**DATA TO PROCESS:**
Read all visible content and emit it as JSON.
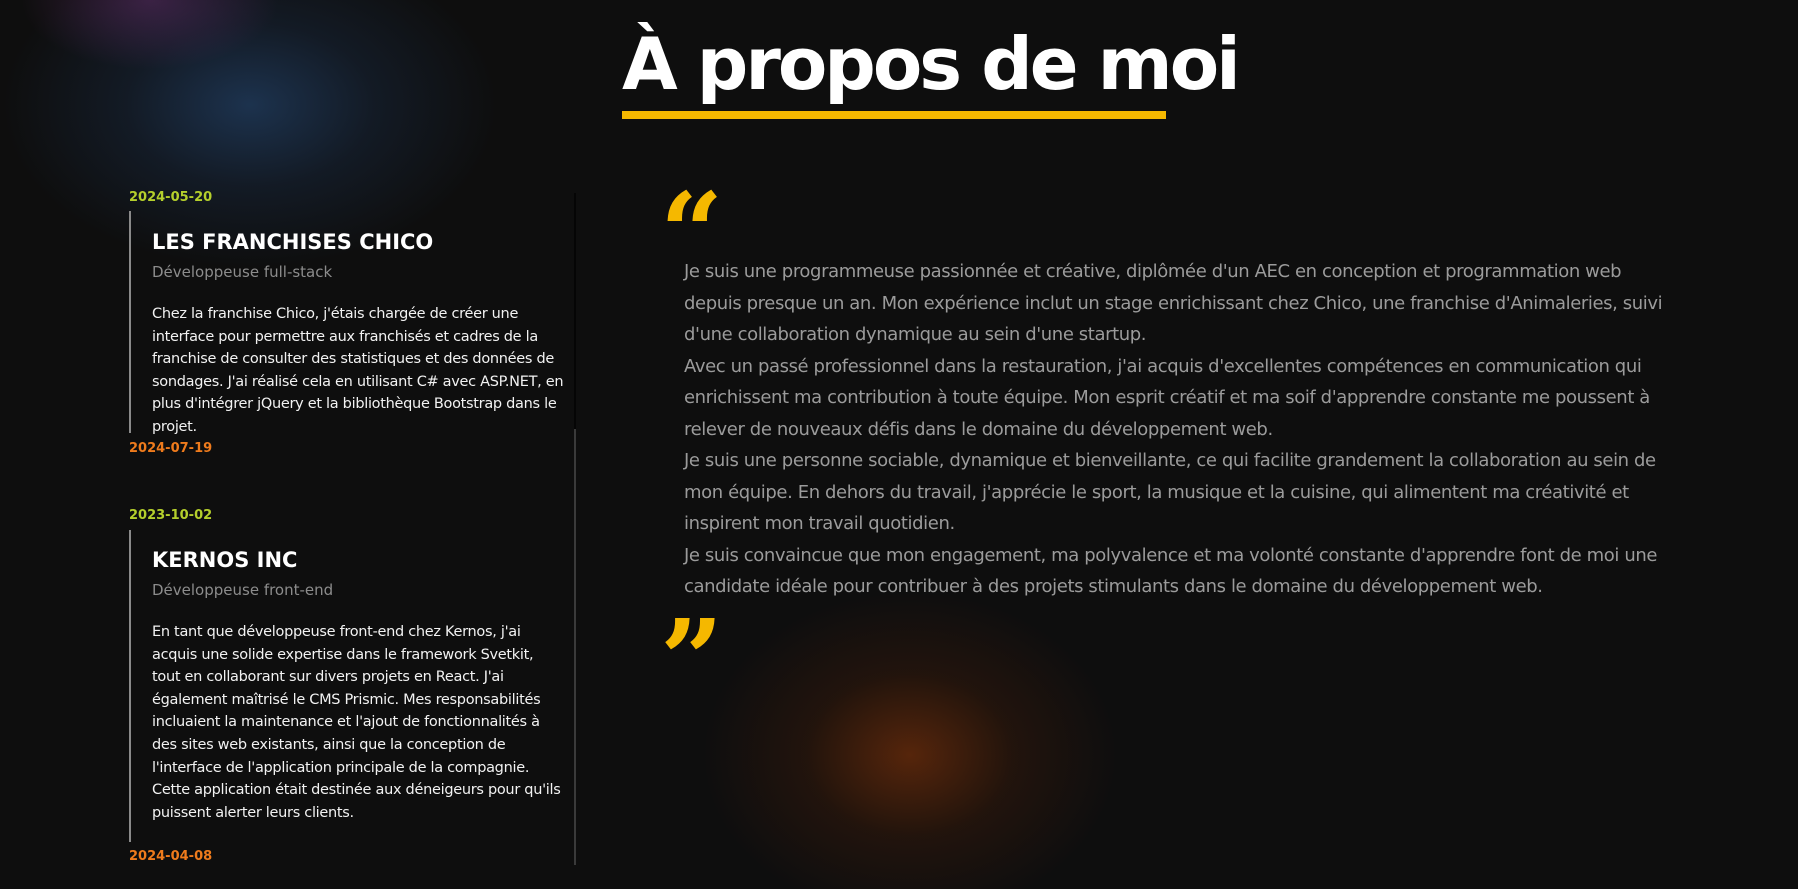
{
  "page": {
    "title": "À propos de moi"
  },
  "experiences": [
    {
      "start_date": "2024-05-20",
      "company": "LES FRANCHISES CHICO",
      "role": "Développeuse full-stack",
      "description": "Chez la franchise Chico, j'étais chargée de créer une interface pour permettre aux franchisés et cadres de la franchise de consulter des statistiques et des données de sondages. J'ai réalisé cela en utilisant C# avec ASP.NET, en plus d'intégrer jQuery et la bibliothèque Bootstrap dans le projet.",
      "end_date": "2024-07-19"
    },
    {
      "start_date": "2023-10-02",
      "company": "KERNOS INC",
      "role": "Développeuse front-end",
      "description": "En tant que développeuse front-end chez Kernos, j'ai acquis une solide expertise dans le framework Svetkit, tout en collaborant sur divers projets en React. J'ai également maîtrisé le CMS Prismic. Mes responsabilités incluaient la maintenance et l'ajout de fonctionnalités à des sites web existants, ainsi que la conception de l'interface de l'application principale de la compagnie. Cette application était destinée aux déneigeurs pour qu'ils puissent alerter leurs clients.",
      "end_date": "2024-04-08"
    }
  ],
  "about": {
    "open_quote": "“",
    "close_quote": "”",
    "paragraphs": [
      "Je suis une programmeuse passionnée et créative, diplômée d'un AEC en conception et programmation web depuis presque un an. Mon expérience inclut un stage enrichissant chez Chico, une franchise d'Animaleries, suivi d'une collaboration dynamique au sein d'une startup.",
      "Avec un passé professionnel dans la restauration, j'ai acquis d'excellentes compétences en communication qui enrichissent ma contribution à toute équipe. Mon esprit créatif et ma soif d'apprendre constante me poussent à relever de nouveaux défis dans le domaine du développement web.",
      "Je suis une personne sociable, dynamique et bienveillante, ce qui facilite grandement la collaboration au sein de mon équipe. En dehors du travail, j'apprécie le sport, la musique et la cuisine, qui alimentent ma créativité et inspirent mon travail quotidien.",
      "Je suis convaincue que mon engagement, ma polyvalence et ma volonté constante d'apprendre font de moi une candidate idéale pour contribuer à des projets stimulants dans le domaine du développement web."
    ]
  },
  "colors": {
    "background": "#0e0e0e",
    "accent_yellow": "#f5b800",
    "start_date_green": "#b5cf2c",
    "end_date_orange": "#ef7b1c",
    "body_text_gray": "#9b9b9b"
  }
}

**YOUR GOAL:** Find the string "role" in the listing and return every line that holds it.

**TASK OUTPUT:**
      "role": "Développeuse full-stack",
      "role": "Développeuse front-end",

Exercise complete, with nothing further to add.